Hasluck (Labor 1.0%) and Swan (notional Labor 0.3%): Labor last week promised to provide $480 million of $600 million sought by the Western Australian government to improve roads around Perth Airport, which will include widening Tonkin Highway to a six-lane freeway. There was also an as yet uncosted promise to provide funding to an upgrade of 4 kilometres of Great Eastern Highway.

Bass (Labor 1.0%): Last week Labor promised $11.5 million in finding for Launceston’s flood levees as part of the Natural Disaster Resilience Program.

Sturt (Liberal 0.9%) and Makin (Labor 7.7%): The Prime Minister last week announced $100 million in funding for stormwater harvesting and reuse, the first cab off the rank being a $10 million contribution to a pitch for $33 million by councils in eastern Adelaide. With the councils to fund half the cost, this left a $6 million hole which Labor wanted filled by a previously reluctant state government. The next day Tony Abbott trumped Labor by promising to put up the full $16.5 million. The Coalition has also promised $7.5 million to improve Fosters and Gorge roads in Sturt.

Gilmore (notional Labor 0.2%): Late last week Tony Abbott promised $20 million to upgrade a notorious section of the Princes Highway between Ulladulla and Batemans Bay.

Legal action:

• The GetUp!-sponsored legal challenge against the law requiring the electoral roll to close on the day the writs are issued will be heard in the High Court tomorrow. According to the Australin Financial Review, GetUp! will be supported by most of the legal team that acted for Vickie Roach in the 2007 action that overturned a Howard government law prohibiting prisoners from voting.

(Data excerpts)
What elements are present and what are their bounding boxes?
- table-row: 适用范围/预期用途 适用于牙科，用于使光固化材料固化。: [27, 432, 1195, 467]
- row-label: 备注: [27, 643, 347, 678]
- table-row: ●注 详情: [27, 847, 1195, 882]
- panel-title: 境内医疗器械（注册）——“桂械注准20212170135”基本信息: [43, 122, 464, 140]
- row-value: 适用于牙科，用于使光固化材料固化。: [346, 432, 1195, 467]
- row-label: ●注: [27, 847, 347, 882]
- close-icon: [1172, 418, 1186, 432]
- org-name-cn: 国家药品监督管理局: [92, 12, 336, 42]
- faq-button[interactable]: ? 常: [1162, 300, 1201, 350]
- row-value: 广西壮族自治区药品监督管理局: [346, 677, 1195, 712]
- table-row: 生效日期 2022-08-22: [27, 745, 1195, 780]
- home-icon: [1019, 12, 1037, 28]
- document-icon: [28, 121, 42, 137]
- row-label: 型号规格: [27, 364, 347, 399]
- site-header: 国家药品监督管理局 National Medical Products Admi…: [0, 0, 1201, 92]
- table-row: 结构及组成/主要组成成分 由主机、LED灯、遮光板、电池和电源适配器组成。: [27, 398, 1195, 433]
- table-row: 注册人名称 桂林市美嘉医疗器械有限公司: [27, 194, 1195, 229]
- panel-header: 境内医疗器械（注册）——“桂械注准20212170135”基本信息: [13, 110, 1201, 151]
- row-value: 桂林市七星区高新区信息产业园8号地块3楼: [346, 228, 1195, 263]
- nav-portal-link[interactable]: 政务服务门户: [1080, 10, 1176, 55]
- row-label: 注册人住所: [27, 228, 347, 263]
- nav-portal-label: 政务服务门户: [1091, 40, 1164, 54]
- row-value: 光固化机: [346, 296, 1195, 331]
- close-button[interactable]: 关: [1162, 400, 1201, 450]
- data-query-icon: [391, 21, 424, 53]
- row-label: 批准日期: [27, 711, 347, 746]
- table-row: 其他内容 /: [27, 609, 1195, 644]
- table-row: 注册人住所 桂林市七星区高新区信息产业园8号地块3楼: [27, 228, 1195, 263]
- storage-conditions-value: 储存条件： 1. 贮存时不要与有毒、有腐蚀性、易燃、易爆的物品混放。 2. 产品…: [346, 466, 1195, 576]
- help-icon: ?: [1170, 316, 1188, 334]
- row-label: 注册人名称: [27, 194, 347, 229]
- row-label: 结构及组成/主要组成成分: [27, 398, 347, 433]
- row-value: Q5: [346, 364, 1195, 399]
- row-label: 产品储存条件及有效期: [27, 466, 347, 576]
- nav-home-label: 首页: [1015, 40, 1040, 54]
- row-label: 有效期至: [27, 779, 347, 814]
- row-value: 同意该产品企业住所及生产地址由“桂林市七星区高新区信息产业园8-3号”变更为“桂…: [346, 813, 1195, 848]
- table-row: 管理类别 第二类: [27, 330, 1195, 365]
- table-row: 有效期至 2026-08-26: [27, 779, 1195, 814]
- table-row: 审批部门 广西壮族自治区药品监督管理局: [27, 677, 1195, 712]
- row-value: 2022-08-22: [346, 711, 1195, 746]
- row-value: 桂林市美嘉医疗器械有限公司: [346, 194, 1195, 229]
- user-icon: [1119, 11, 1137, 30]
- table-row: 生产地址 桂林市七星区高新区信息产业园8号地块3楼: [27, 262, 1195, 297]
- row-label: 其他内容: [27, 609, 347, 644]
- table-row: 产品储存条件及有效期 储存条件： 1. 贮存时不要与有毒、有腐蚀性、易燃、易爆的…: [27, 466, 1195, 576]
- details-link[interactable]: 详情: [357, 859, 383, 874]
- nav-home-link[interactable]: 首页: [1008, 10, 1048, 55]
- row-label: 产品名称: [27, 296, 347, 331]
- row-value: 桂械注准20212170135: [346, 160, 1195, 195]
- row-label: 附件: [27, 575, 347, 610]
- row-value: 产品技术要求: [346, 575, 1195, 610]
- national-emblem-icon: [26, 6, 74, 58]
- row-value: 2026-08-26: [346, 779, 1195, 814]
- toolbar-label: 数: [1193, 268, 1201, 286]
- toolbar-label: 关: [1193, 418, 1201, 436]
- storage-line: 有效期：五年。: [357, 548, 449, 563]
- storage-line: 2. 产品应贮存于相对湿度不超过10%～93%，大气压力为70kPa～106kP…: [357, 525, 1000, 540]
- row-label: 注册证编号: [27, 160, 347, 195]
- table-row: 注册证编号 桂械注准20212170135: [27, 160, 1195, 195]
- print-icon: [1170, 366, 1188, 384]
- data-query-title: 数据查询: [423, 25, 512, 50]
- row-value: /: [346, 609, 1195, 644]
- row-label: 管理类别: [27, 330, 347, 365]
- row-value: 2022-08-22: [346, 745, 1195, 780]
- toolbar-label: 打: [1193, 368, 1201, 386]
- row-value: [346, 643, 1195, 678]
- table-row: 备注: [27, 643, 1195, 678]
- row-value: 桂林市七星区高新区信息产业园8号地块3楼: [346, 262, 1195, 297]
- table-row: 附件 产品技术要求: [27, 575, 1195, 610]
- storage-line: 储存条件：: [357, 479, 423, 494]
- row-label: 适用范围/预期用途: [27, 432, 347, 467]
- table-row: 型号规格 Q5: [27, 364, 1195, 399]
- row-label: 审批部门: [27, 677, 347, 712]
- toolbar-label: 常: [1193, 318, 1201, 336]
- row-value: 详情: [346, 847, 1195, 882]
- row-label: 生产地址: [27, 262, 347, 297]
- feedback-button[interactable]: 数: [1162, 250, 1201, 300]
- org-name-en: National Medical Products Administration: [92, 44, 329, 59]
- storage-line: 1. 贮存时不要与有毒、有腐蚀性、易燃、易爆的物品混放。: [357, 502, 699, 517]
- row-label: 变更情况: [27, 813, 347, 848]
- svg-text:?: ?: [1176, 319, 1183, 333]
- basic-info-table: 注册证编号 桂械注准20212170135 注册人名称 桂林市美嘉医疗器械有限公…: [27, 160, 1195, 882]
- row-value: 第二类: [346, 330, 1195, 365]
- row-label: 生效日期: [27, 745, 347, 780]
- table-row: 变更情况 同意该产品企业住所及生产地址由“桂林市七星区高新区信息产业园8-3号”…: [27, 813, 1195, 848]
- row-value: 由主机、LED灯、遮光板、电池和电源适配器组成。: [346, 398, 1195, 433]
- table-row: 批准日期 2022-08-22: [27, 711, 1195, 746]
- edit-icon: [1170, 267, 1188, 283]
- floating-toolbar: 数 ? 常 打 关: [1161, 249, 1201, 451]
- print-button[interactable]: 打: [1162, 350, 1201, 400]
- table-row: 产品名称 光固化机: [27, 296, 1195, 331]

■ **PROBLEM SET**:
[1] Please duplicate the election promises text word for word, from "Bass (Labor 1.0%): Last" to "and Batemans Bay.".
[2] Name every electorate the election promises text mentions, in the order it appears.

■ **ANSWERS BY TASK**:
[1]
Bass (Labor 1.0%): Last week Labor promised $11.5 million in finding for Launceston’s flood levees as part of the Natural Disaster Resilience Program.

Sturt (Liberal 0.9%) and Makin (Labor 7.7%): The Prime Minister last week announced $100 million in funding for stormwater harvesting and reuse, the first cab off the rank being a $10 million contribution to a pitch for $33 million by councils in eastern Adelaide. With the councils to fund half the cost, this left a $6 million hole which Labor wanted filled by a previously reluctant state government. The next day Tony Abbott trumped Labor by promising to put up the full $16.5 million. The Coalition has also promised $7.5 million to improve Fosters and Gorge roads in Sturt.

Gilmore (notional Labor 0.2%): Late last week Tony Abbott promised $20 million to upgrade a notorious section of the Princes Highway between Ulladulla and Batemans Bay.

[2] Hasluck, Swan, Bass, Sturt, Makin, Gilmore